● Collection entries:
----------
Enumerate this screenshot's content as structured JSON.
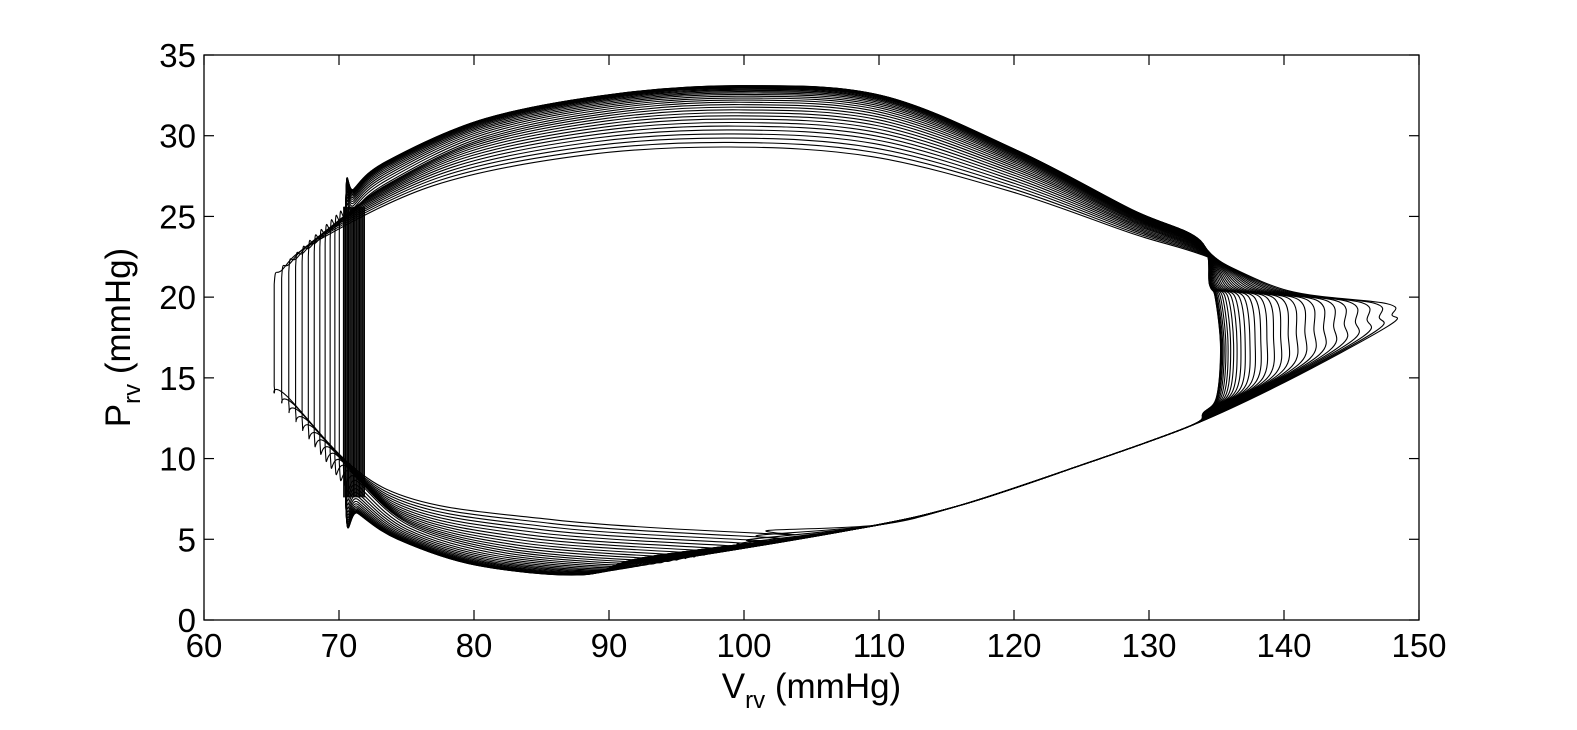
{
  "chart_data": {
    "type": "line",
    "title": "",
    "xlabel": {
      "main": "V",
      "sub": "rv",
      "unit": " (mmHg)"
    },
    "ylabel": {
      "main": "P",
      "sub": "rv",
      "unit": " (mmHg)"
    },
    "xlim": [
      60,
      150
    ],
    "ylim": [
      0,
      35
    ],
    "x_ticks": [
      "60",
      "70",
      "80",
      "90",
      "100",
      "110",
      "120",
      "130",
      "140",
      "150"
    ],
    "y_ticks": [
      "0",
      "5",
      "10",
      "15",
      "20",
      "25",
      "30",
      "35"
    ],
    "grid": false,
    "legend": "none",
    "line_color": "#000000",
    "loop_count": 30,
    "series": [
      {
        "description_of_family": "pressure-volume loops; first and last loops shown",
        "first_loop": {
          "v_min": 65.2,
          "v_max": 148.0,
          "p_min": 5.3,
          "p_max": 29.3,
          "v_at_p_max": 99,
          "v_at_p_min": 103,
          "p_at_v_max": 18.8,
          "p_left_bottom": 14.5,
          "p_left_top": 20.8
        },
        "last_loop": {
          "v_min": 70.5,
          "v_max": 135.3,
          "p_min": 2.8,
          "p_max": 33.1,
          "v_at_p_max": 100,
          "v_at_p_min": 88,
          "p_right_bottom": 13.8,
          "p_right_top": 20.0,
          "p_left_bottom": 7.2,
          "p_left_top": 25.8
        }
      }
    ]
  }
}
----------
The records above must be echoed exactly, minus their pictures.

Enumerate this screenshot's content as structured JSON.
{
  "chart_data": {
    "type": "line",
    "title": "",
    "xlabel": {
      "main": "V",
      "sub": "rv",
      "unit": " (mmHg)"
    },
    "ylabel": {
      "main": "P",
      "sub": "rv",
      "unit": " (mmHg)"
    },
    "xlim": [
      60,
      150
    ],
    "ylim": [
      0,
      35
    ],
    "x_ticks": [
      "60",
      "70",
      "80",
      "90",
      "100",
      "110",
      "120",
      "130",
      "140",
      "150"
    ],
    "y_ticks": [
      "0",
      "5",
      "10",
      "15",
      "20",
      "25",
      "30",
      "35"
    ],
    "grid": false,
    "legend": "none",
    "line_color": "#000000",
    "loop_count": 30,
    "series": [
      {
        "description_of_family": "pressure-volume loops; first and last loops shown",
        "first_loop": {
          "v_min": 65.2,
          "v_max": 148.0,
          "p_min": 5.3,
          "p_max": 29.3,
          "v_at_p_max": 99,
          "v_at_p_min": 103,
          "p_at_v_max": 18.8,
          "p_left_bottom": 14.5,
          "p_left_top": 20.8
        },
        "last_loop": {
          "v_min": 70.5,
          "v_max": 135.3,
          "p_min": 2.8,
          "p_max": 33.1,
          "v_at_p_max": 100,
          "v_at_p_min": 88,
          "p_right_bottom": 13.8,
          "p_right_top": 20.0,
          "p_left_bottom": 7.2,
          "p_left_top": 25.8
        }
      }
    ]
  }
}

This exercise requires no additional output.